(Data for this exercise Opens)

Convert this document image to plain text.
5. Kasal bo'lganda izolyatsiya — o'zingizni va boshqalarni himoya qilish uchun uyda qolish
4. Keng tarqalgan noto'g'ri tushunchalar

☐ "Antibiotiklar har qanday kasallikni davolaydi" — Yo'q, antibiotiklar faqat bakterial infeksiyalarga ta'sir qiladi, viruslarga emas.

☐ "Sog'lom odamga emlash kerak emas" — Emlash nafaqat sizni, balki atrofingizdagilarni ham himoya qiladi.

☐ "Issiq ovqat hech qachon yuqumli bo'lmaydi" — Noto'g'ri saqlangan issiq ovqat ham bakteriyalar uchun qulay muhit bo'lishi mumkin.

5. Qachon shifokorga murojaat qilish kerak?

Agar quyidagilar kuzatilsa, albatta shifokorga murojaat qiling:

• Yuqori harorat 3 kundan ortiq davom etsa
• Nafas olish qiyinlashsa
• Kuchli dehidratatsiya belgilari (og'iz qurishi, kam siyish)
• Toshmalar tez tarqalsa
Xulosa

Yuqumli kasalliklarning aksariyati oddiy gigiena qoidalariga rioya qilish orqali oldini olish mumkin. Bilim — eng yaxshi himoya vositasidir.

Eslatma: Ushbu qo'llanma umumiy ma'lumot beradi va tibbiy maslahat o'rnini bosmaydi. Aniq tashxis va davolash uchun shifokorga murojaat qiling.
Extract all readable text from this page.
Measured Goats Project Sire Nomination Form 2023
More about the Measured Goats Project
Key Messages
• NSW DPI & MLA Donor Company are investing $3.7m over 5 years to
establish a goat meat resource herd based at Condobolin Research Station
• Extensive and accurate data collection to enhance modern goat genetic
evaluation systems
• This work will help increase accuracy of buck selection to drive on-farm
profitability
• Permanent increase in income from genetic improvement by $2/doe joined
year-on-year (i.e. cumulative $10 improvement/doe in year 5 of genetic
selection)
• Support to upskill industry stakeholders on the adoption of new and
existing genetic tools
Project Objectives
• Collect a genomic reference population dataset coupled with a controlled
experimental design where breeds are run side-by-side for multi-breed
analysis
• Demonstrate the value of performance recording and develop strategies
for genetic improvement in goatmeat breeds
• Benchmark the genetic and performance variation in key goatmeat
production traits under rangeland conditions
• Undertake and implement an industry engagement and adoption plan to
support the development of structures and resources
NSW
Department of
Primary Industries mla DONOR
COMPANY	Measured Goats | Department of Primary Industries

(Data for this exercise Closes)

Would you copy each line of the data exactly as it appears above?

Convert this document image to plain text.
5. Kasal bo'lganda izolyatsiya — o'zingizni va boshqalarni himoya qilish uchun uyda qolish
4. Keng tarqalgan noto'g'ri tushunchalar

☐ "Antibiotiklar har qanday kasallikni davolaydi" — Yo'q, antibiotiklar faqat bakterial infeksiyalarga ta'sir qiladi, viruslarga emas.

☐ "Sog'lom odamga emlash kerak emas" — Emlash nafaqat sizni, balki atrofingizdagilarni ham himoya qiladi.

☐ "Issiq ovqat hech qachon yuqumli bo'lmaydi" — Noto'g'ri saqlangan issiq ovqat ham bakteriyalar uchun qulay muhit bo'lishi mumkin.

5. Qachon shifokorga murojaat qilish kerak?

Agar quyidagilar kuzatilsa, albatta shifokorga murojaat qiling:

• Yuqori harorat 3 kundan ortiq davom etsa
• Nafas olish qiyinlashsa
• Kuchli dehidratatsiya belgilari (og'iz qurishi, kam siyish)
• Toshmalar tez tarqalsa
Xulosa

Yuqumli kasalliklarning aksariyati oddiy gigiena qoidalariga rioya qilish orqali oldini olish mumkin. Bilim — eng yaxshi himoya vositasidir.

Eslatma: Ushbu qo'llanma umumiy ma'lumot beradi va tibbiy maslahat o'rnini bosmaydi. Aniq tashxis va davolash uchun shifokorga murojaat qiling.
Extract all readable text from this page.
Measured Goats Project Sire Nomination Form 2023
More about the Measured Goats Project
Key Messages
• NSW DPI & MLA Donor Company are investing $3.7m over 5 years to
establish a goat meat resource herd based at Condobolin Research Station
• Extensive and accurate data collection to enhance modern goat genetic
evaluation systems
• This work will help increase accuracy of buck selection to drive on-farm
profitability
• Permanent increase in income from genetic improvement by $2/doe joined
year-on-year (i.e. cumulative $10 improvement/doe in year 5 of genetic
selection)
• Support to upskill industry stakeholders on the adoption of new and
existing genetic tools
Project Objectives
• Collect a genomic reference population dataset coupled with a controlled
experimental design where breeds are run side-by-side for multi-breed
analysis
• Demonstrate the value of performance recording and develop strategies
for genetic improvement in goatmeat breeds
• Benchmark the genetic and performance variation in key goatmeat
production traits under rangeland conditions
• Undertake and implement an industry engagement and adoption plan to
support the development of structures and resources
NSW
Department of
Primary Industries mla DONOR
COMPANY	Measured Goats | Department of Primary Industries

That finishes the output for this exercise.